WRITTEN REQUEST ▸ Keep the pictures out of the copy and repeat the records exactly.

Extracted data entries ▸
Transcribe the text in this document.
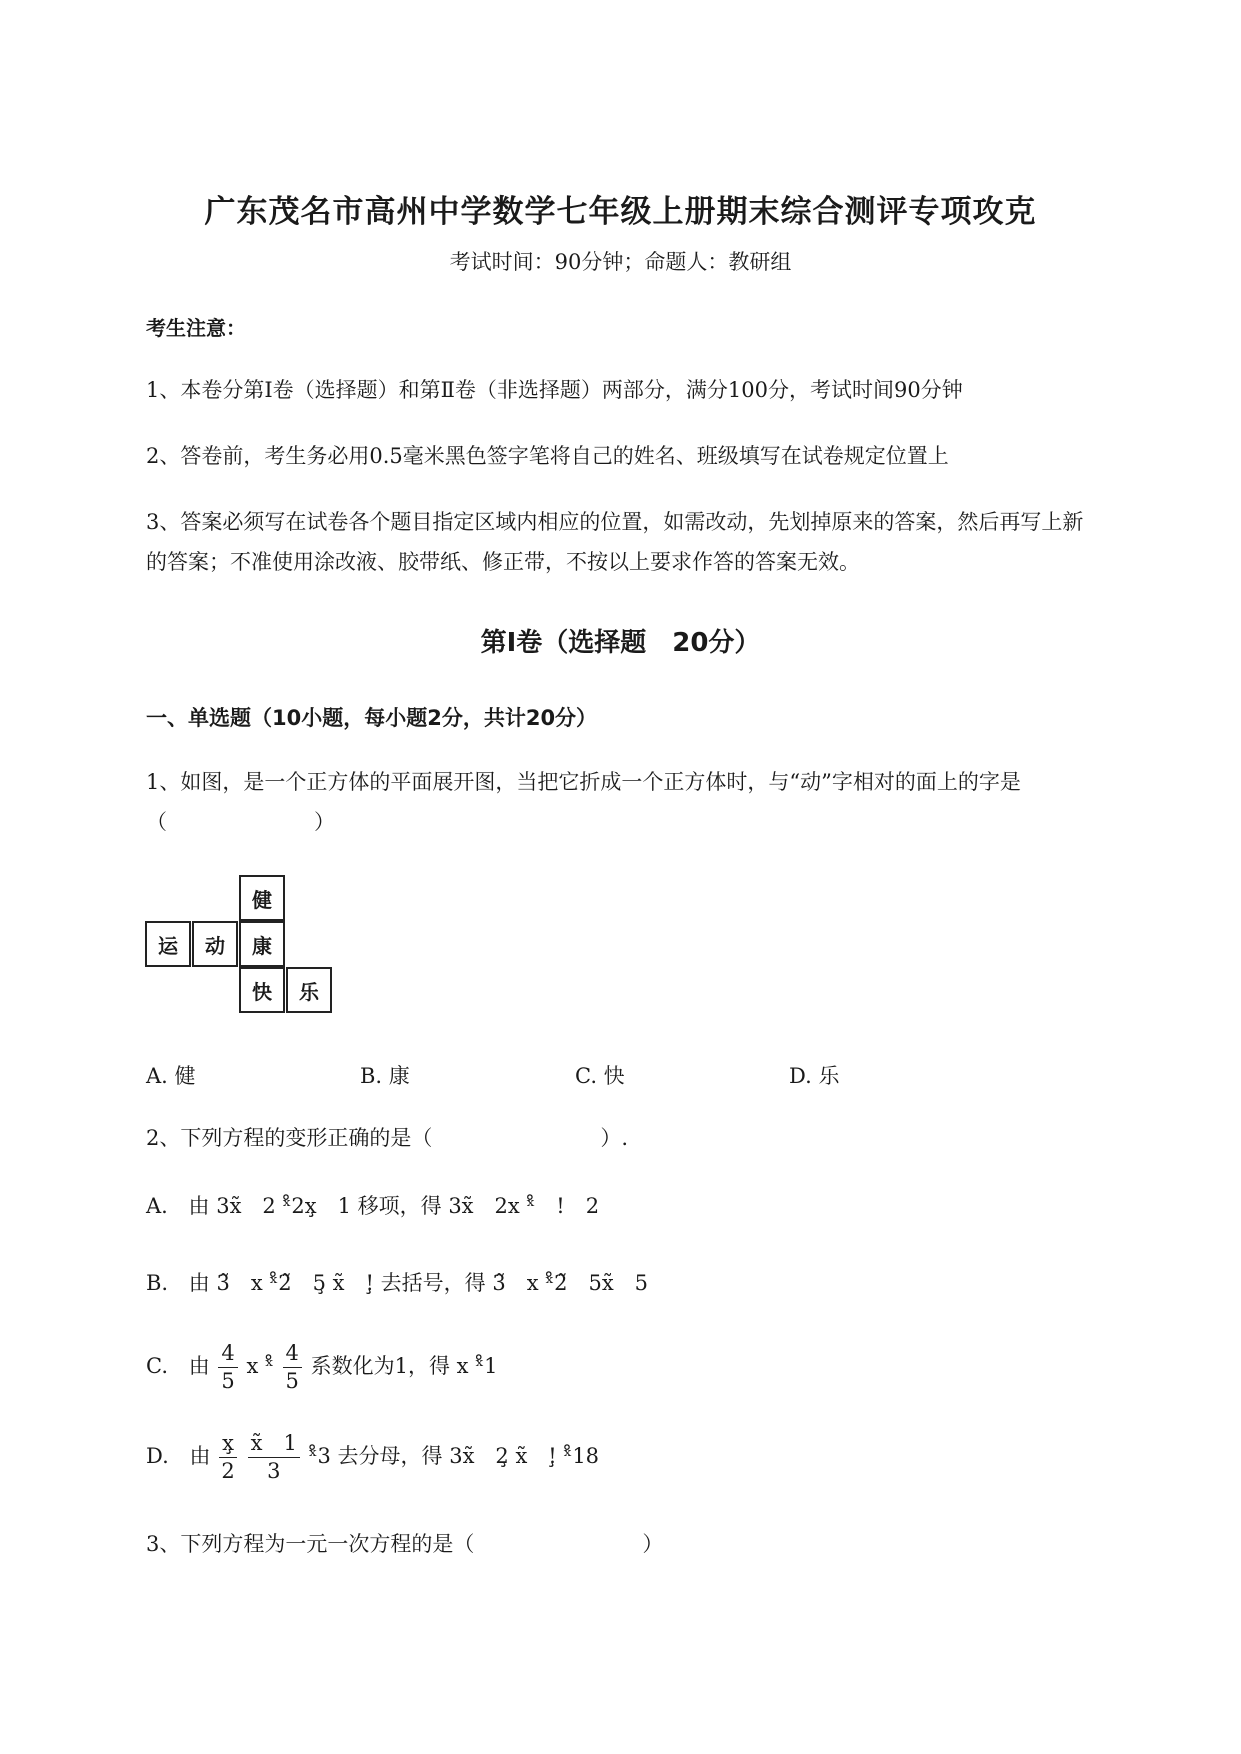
广东茂名市高州中学数学七年级上册期末综合测评专项攻克
考试时间：90分钟；命题人：教研组
考生注意：
1、本卷分第I卷（选择题）和第Ⅱ卷（非选择题）两部分，满分100分，考试时间90分钟
2、答卷前，考生务必用0.5毫米黑色签字笔将自己的姓名、班级填写在试卷规定位置上
3、答案必须写在试卷各个题目指定区域内相应的位置，如需改动，先划掉原来的答案，然后再写上新
的答案；不准使用涂改液、胶带纸、修正带，不按以上要求作答的答案无效。
第I卷（选择题　20分）
一、单选题（10小题，每小题2分，共计20分）
1、如图，是一个正方体的平面展开图，当把它折成一个正方体时，与“动”字相对的面上的字是
（　　　　　　　）
健
运	动	康
快	乐
A. 健	B. 康	C. 快	D. 乐
2、下列方程的变形正确的是（　　　　　　　　）.
A. 由 3x̃　2 ˣ̊2x̧　1 移项，得 3x̃　2x ˣ̊　!　2
B. 由 3̃　x ˣ̊2̃　5̧ x̃　!̧ 去括号，得 3̃　x ˣ̊2̃　5x̃　5
C. 由 $\frac{4}{5}$ x ˣ̊ $\frac{4}{5}$ 系数化为1，得 x ˣ̊1
D. 由 $\frac{x̧}{2}$
$\frac{x̃ 1}{3}$ ˣ̊3 去分母，得 3x̃　2̧ x̃　!̧ ˣ̊18
3、下列方程为一元一次方程的是（　　　　　　　　）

OUTPUT OF THE TASK ▸
Transcribe the text in this document.
广东茂名市高州中学数学七年级上册期末综合测评专项攻克
考试时间：90分钟；命题人：教研组
考生注意：
1、本卷分第I卷（选择题）和第Ⅱ卷（非选择题）两部分，满分100分，考试时间90分钟
2、答卷前，考生务必用0.5毫米黑色签字笔将自己的姓名、班级填写在试卷规定位置上
3、答案必须写在试卷各个题目指定区域内相应的位置，如需改动，先划掉原来的答案，然后再写上新
的答案；不准使用涂改液、胶带纸、修正带，不按以上要求作答的答案无效。
第I卷（选择题　20分）
一、单选题（10小题，每小题2分，共计20分）
1、如图，是一个正方体的平面展开图，当把它折成一个正方体时，与“动”字相对的面上的字是
（　　　　　　　）
健
运	动	康
快	乐
A. 健	B. 康	C. 快	D. 乐
2、下列方程的变形正确的是（　　　　　　　　）.
A. 由 3x̃　2 ˣ̊2x̧　1 移项，得 3x̃　2x ˣ̊　!　2
B. 由 3̃　x ˣ̊2̃　5̧ x̃　!̧ 去括号，得 3̃　x ˣ̊2̃　5x̃　5
C. 由 $\frac{4}{5}$ x ˣ̊ $\frac{4}{5}$ 系数化为1，得 x ˣ̊1
D. 由 $\frac{x̧}{2}$
$\frac{x̃ 1}{3}$ ˣ̊3 去分母，得 3x̃　2̧ x̃　!̧ ˣ̊18
3、下列方程为一元一次方程的是（　　　　　　　　）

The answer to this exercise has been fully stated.